:: Exercise description ::
Select and copy out every line in the records containing "color".

'''

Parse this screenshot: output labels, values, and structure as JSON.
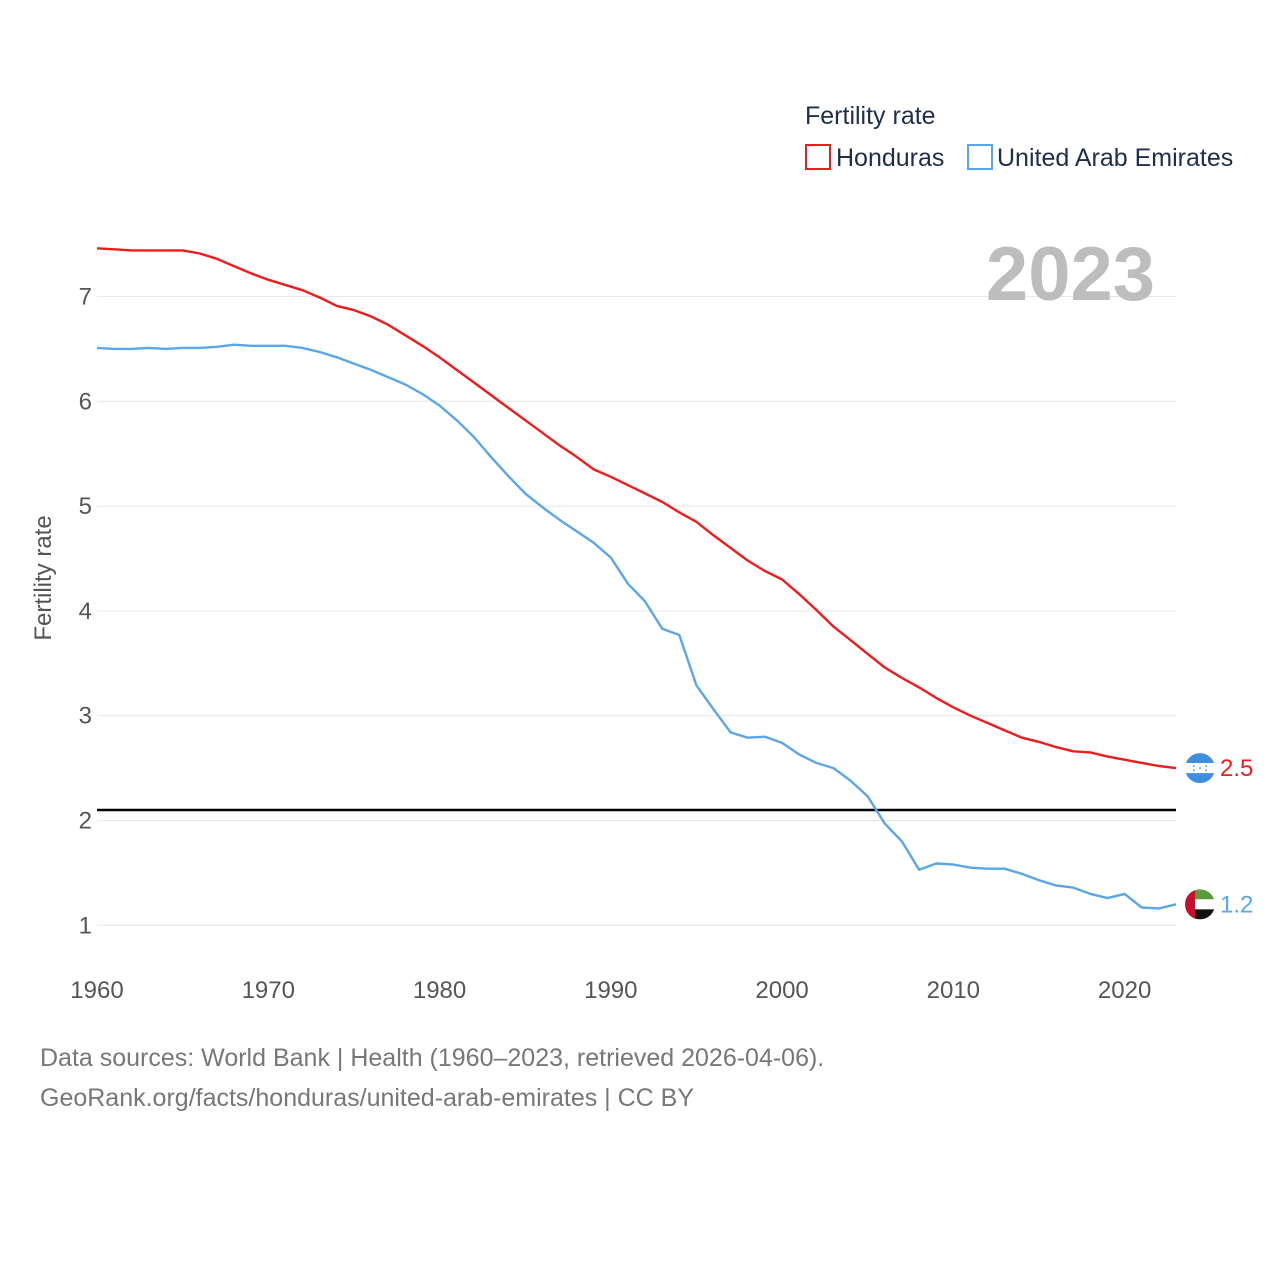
{
  "chart_data": {
    "type": "line",
    "title": "Fertility rate",
    "ylabel": "Fertility rate",
    "xlabel": "",
    "year_display": "2023",
    "xlim": [
      1960,
      2023
    ],
    "ylim": [
      0.65,
      7.5
    ],
    "x_ticks": [
      1960,
      1970,
      1980,
      1990,
      2000,
      2010,
      2020
    ],
    "y_ticks": [
      1,
      2,
      3,
      4,
      5,
      6,
      7
    ],
    "grid": true,
    "legend_position": "top-right",
    "reference_line": {
      "y": 2.1,
      "color": "#000000"
    },
    "x": [
      1960,
      1961,
      1962,
      1963,
      1964,
      1965,
      1966,
      1967,
      1968,
      1969,
      1970,
      1971,
      1972,
      1973,
      1974,
      1975,
      1976,
      1977,
      1978,
      1979,
      1980,
      1981,
      1982,
      1983,
      1984,
      1985,
      1986,
      1987,
      1988,
      1989,
      1990,
      1991,
      1992,
      1993,
      1994,
      1995,
      1996,
      1997,
      1998,
      1999,
      2000,
      2001,
      2002,
      2003,
      2004,
      2005,
      2006,
      2007,
      2008,
      2009,
      2010,
      2011,
      2012,
      2013,
      2014,
      2015,
      2016,
      2017,
      2018,
      2019,
      2020,
      2021,
      2022,
      2023
    ],
    "series": [
      {
        "name": "Honduras",
        "color": "#ee1c1c",
        "end_label": "2.5",
        "flag": "honduras-flag",
        "values": [
          7.46,
          7.45,
          7.44,
          7.44,
          7.44,
          7.44,
          7.41,
          7.36,
          7.29,
          7.22,
          7.16,
          7.11,
          7.06,
          6.99,
          6.91,
          6.87,
          6.81,
          6.73,
          6.63,
          6.53,
          6.42,
          6.3,
          6.18,
          6.06,
          5.94,
          5.82,
          5.7,
          5.58,
          5.47,
          5.35,
          5.28,
          5.2,
          5.12,
          5.04,
          4.94,
          4.85,
          4.72,
          4.6,
          4.48,
          4.38,
          4.3,
          4.16,
          4.01,
          3.85,
          3.72,
          3.59,
          3.46,
          3.36,
          3.27,
          3.17,
          3.08,
          3.0,
          2.93,
          2.86,
          2.79,
          2.75,
          2.7,
          2.66,
          2.65,
          2.61,
          2.58,
          2.55,
          2.52,
          2.5
        ]
      },
      {
        "name": "United Arab Emirates",
        "color": "#5aa6e8",
        "end_label": "1.2",
        "flag": "uae-flag",
        "values": [
          6.51,
          6.5,
          6.5,
          6.51,
          6.5,
          6.51,
          6.51,
          6.52,
          6.54,
          6.53,
          6.53,
          6.53,
          6.51,
          6.47,
          6.42,
          6.36,
          6.3,
          6.23,
          6.16,
          6.07,
          5.96,
          5.82,
          5.66,
          5.47,
          5.29,
          5.12,
          4.99,
          4.87,
          4.76,
          4.65,
          4.51,
          4.26,
          4.09,
          3.83,
          3.77,
          3.29,
          3.06,
          2.84,
          2.79,
          2.8,
          2.74,
          2.63,
          2.55,
          2.5,
          2.38,
          2.23,
          1.97,
          1.8,
          1.53,
          1.59,
          1.58,
          1.55,
          1.54,
          1.54,
          1.49,
          1.43,
          1.38,
          1.36,
          1.3,
          1.26,
          1.3,
          1.17,
          1.16,
          1.2
        ]
      }
    ]
  },
  "footer": {
    "line1": "Data sources: World Bank | Health (1960–2023, retrieved 2026-04-06).",
    "line2": "GeoRank.org/facts/honduras/united-arab-emirates | CC BY"
  }
}
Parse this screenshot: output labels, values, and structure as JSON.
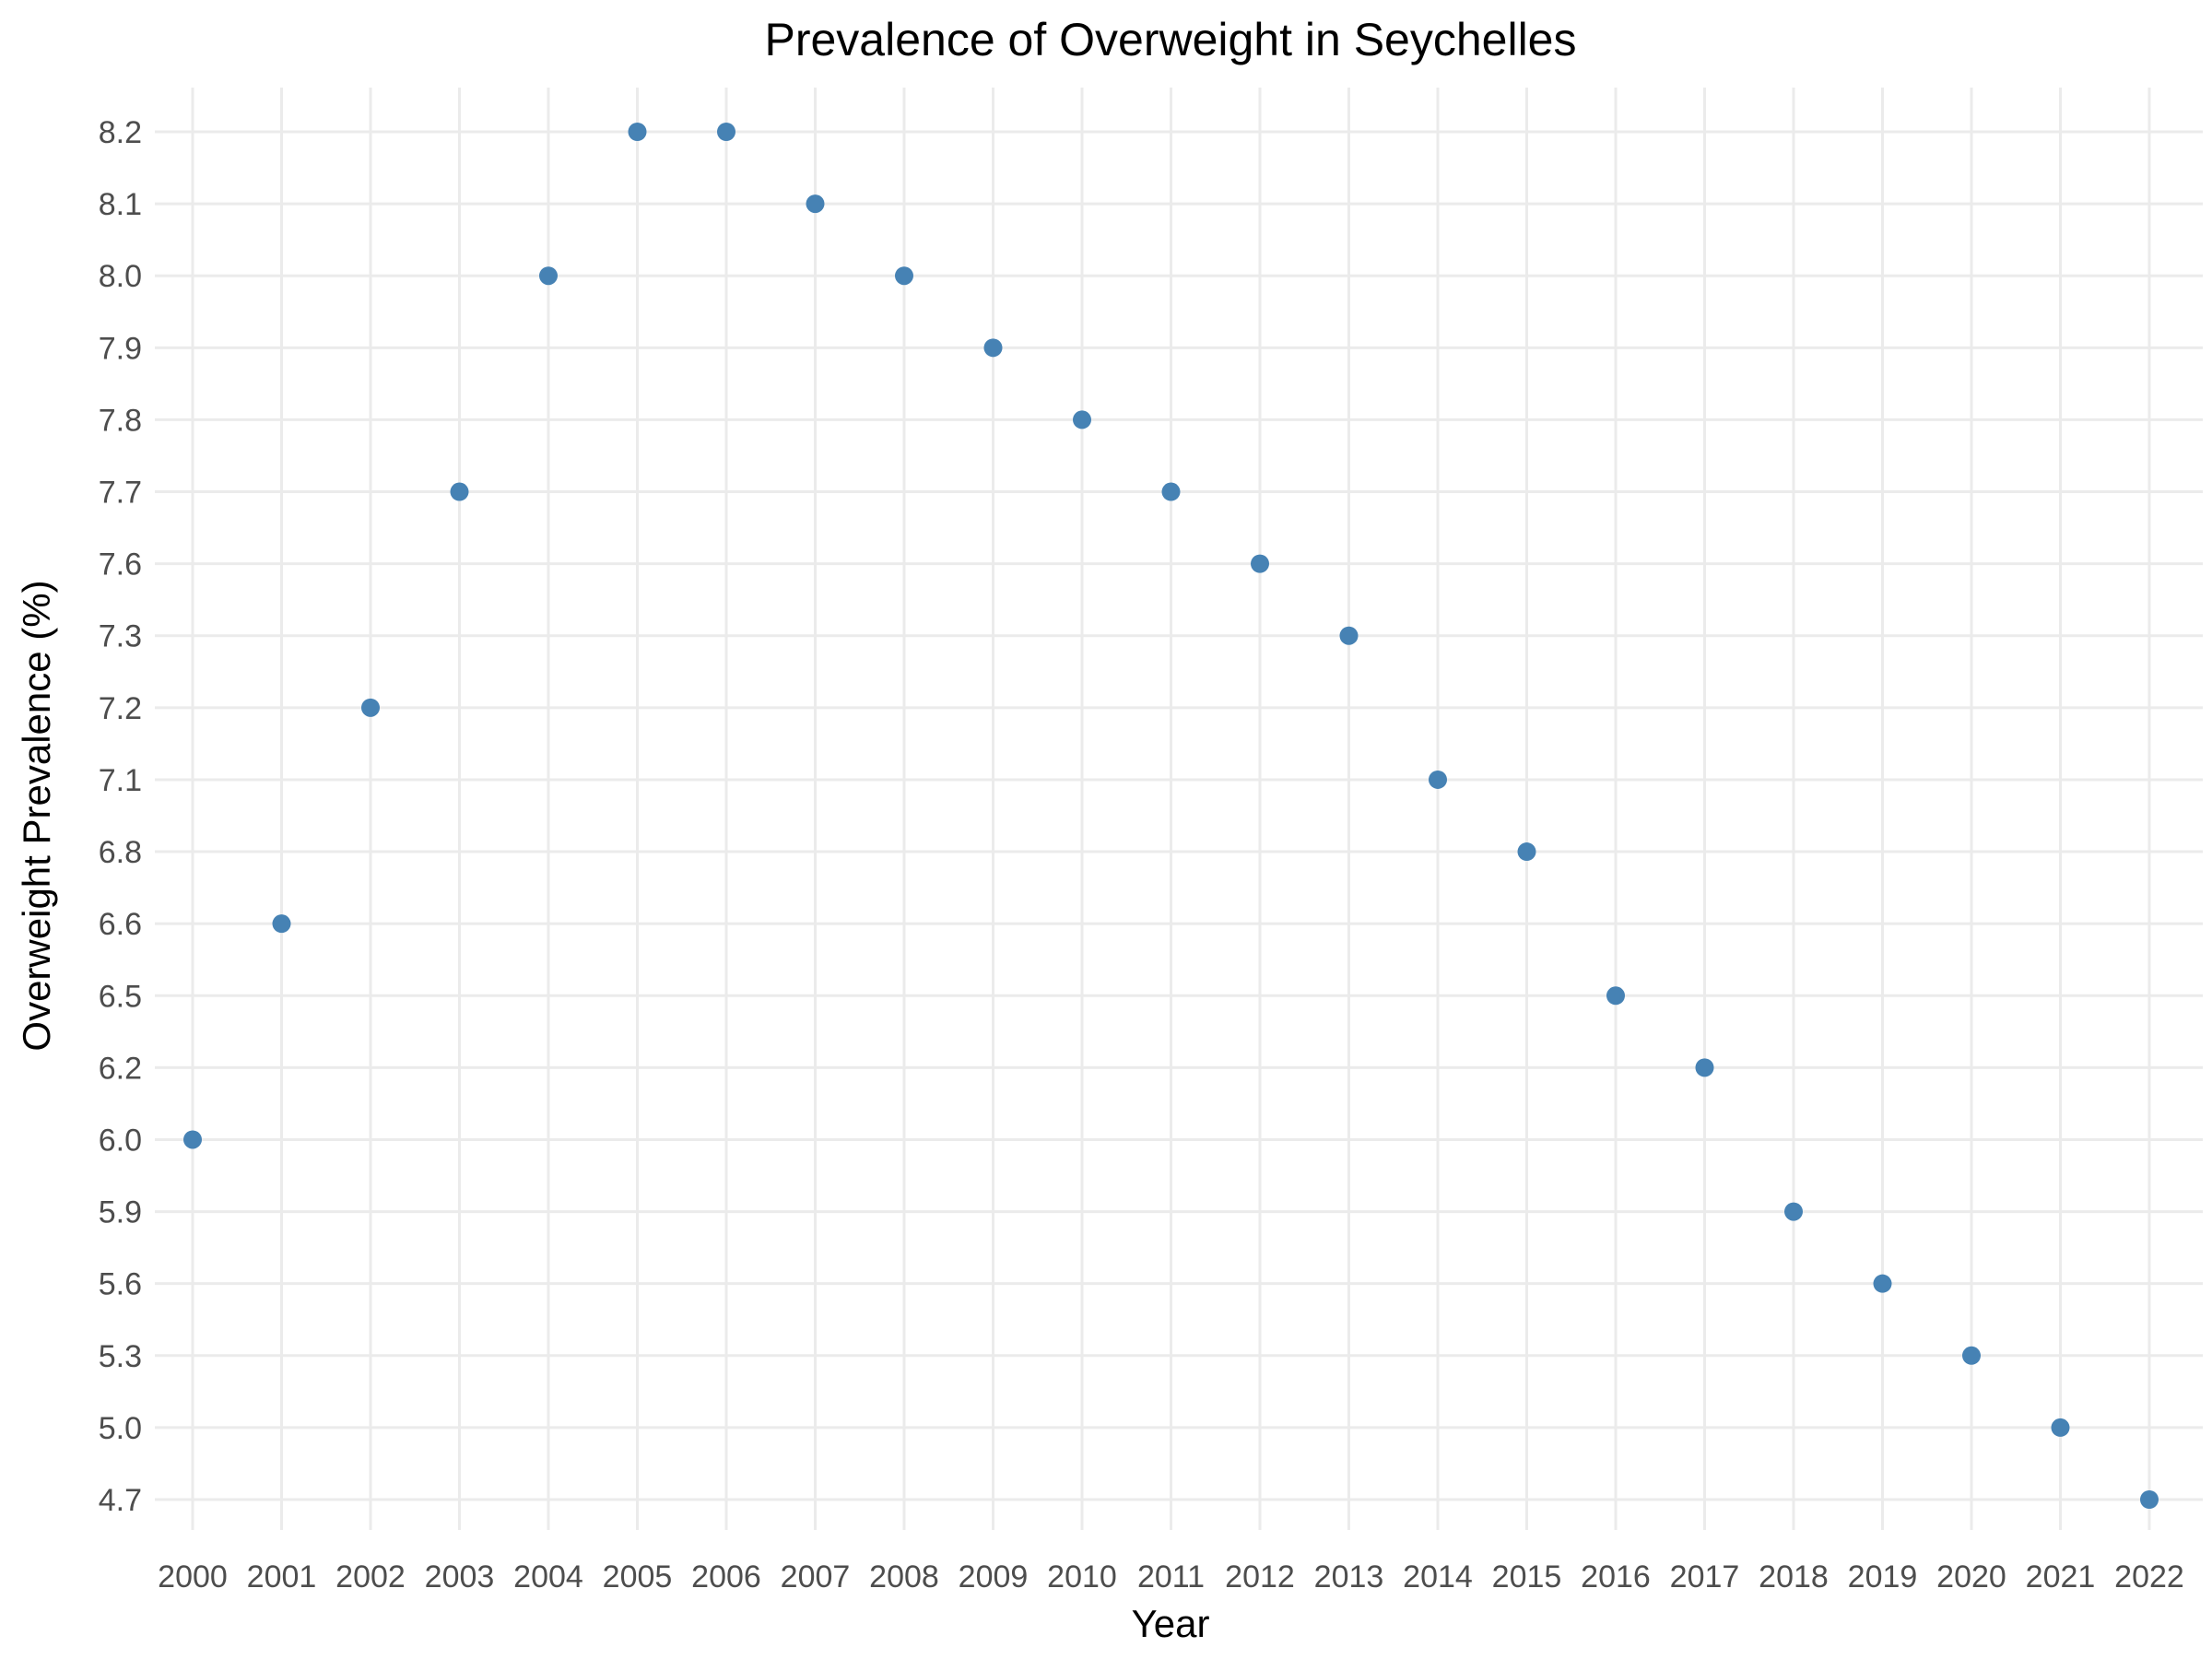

'''

:: The result ::
      "color": "#000000"
        "color": "#ee1c1c",
        "color": "#5aa6e8",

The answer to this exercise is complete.